EXERCISE BRIEF:
Copy out every line that contains the word "Dermal".

MATERIAL SHOWN:
··········
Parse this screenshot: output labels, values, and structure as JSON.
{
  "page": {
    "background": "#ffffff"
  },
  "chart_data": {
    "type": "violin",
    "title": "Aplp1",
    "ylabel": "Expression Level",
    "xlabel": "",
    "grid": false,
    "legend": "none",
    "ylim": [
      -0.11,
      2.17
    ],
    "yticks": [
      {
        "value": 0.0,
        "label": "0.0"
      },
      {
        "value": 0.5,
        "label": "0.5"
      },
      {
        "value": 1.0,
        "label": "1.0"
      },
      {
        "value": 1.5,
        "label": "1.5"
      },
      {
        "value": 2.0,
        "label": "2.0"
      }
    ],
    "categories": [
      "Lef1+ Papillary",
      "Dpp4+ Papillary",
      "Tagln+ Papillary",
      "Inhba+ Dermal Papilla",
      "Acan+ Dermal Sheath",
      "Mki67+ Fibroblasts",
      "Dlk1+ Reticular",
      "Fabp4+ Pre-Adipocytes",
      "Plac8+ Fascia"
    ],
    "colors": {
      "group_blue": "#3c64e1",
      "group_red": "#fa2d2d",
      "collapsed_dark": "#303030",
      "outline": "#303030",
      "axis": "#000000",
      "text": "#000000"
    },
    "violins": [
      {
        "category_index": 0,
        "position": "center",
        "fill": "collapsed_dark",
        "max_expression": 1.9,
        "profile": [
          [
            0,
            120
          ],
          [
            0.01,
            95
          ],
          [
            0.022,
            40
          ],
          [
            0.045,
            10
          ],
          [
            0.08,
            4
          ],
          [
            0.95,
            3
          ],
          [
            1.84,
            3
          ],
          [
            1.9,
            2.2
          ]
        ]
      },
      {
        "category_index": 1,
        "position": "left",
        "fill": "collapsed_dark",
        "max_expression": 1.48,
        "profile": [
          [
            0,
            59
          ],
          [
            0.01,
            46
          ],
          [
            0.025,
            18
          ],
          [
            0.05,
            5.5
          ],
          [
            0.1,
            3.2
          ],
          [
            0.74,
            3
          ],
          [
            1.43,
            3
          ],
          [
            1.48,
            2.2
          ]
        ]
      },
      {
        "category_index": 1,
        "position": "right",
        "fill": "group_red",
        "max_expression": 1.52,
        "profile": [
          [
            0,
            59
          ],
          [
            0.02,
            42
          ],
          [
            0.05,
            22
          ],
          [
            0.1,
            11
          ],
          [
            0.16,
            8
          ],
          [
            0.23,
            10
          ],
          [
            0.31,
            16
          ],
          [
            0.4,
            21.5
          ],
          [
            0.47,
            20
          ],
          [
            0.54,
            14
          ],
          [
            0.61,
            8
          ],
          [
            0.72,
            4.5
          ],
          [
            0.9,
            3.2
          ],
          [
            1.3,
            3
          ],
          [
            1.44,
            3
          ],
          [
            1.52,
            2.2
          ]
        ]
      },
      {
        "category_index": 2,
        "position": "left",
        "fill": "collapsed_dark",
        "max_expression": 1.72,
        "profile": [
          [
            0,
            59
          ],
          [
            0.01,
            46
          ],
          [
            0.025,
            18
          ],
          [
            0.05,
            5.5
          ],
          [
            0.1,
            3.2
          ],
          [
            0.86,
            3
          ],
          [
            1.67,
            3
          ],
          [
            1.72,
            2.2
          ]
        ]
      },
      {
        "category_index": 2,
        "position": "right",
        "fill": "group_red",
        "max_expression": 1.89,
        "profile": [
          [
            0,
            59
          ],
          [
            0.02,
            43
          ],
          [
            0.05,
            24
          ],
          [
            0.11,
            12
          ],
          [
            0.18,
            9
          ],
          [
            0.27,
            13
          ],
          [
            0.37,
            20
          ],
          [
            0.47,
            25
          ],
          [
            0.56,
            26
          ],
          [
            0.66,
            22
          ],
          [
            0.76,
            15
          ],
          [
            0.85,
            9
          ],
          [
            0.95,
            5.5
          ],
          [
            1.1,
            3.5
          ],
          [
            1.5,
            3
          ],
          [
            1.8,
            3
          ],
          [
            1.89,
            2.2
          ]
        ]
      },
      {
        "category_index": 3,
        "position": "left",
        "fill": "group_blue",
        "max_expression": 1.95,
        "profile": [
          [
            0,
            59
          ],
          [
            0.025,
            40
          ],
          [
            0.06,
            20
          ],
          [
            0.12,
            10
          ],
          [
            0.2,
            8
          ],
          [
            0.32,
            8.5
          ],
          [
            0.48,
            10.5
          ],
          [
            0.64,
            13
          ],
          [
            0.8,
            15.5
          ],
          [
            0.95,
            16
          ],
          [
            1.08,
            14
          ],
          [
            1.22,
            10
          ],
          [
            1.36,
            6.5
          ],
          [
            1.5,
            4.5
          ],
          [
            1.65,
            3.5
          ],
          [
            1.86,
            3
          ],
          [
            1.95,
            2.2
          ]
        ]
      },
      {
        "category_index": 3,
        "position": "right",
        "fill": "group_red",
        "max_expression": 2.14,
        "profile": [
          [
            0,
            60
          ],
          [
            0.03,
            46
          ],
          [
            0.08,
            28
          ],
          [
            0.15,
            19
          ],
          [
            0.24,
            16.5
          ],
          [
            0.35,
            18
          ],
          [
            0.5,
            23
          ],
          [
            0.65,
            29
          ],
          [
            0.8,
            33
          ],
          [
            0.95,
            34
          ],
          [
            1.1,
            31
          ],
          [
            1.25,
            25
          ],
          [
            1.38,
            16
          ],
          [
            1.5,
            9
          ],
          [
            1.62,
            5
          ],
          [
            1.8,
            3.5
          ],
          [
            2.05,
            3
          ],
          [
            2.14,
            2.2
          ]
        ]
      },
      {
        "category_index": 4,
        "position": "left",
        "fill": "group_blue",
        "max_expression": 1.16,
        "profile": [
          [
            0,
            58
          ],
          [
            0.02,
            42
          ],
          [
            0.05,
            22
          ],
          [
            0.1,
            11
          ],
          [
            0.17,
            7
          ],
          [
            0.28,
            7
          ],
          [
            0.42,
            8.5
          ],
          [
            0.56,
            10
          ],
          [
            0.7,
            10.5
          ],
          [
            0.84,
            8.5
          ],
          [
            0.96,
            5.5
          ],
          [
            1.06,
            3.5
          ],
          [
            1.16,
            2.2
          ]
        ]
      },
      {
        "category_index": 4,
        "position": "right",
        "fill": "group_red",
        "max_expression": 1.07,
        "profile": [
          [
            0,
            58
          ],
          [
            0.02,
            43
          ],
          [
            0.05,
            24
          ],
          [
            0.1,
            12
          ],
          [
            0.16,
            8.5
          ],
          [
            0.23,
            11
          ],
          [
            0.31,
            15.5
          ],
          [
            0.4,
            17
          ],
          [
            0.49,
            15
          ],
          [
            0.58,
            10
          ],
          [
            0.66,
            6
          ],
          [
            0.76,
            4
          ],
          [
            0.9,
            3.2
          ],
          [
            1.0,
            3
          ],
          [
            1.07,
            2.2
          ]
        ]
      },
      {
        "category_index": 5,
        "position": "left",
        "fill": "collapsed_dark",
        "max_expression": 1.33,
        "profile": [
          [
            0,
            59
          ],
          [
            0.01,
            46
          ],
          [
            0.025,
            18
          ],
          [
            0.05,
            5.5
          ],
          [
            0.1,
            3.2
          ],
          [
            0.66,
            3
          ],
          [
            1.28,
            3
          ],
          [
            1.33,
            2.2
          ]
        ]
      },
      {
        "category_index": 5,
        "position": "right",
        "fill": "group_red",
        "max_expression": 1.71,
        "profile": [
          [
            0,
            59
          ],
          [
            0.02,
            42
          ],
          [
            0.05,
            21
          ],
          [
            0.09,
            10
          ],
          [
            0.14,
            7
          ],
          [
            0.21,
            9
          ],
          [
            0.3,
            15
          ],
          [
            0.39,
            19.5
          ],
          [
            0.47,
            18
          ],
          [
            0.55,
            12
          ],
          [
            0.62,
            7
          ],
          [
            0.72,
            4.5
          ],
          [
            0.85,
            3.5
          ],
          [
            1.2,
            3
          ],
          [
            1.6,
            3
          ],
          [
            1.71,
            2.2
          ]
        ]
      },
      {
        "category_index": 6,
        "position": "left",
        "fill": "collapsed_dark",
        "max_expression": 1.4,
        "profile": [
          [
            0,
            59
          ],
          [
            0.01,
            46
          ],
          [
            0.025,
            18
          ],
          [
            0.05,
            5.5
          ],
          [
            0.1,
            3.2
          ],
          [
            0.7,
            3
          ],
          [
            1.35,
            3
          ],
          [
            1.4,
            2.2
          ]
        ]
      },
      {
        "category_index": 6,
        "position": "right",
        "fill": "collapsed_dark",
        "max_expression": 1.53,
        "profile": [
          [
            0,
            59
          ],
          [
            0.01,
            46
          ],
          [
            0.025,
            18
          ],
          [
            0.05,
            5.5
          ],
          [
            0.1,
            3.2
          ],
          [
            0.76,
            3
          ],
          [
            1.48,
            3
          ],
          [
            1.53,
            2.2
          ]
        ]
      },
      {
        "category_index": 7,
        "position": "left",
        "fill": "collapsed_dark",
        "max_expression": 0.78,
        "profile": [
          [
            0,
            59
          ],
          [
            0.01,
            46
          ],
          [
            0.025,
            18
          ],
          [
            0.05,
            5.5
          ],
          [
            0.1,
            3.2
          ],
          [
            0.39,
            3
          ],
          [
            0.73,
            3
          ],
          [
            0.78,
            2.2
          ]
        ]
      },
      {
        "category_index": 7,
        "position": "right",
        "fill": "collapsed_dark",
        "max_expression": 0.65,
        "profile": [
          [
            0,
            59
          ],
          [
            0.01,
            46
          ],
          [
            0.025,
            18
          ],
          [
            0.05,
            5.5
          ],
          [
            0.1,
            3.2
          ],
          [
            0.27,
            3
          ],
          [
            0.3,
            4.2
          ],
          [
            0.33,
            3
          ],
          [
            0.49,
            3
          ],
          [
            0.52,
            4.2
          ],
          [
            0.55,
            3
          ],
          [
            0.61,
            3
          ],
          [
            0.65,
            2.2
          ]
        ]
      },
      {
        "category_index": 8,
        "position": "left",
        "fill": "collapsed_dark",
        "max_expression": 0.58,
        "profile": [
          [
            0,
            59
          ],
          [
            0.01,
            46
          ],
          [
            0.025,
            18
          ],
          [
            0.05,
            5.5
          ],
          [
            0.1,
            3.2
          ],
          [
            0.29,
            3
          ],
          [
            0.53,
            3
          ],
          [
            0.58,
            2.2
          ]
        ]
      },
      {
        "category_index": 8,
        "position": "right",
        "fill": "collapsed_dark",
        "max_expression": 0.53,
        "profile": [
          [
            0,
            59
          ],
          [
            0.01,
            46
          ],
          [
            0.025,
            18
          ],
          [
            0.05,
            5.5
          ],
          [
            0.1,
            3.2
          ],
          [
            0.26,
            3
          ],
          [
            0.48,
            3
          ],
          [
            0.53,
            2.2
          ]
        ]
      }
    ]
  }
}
··········
FINISHED EXERCISE:
      "Inhba+ Dermal Papilla",
      "Acan+ Dermal Sheath",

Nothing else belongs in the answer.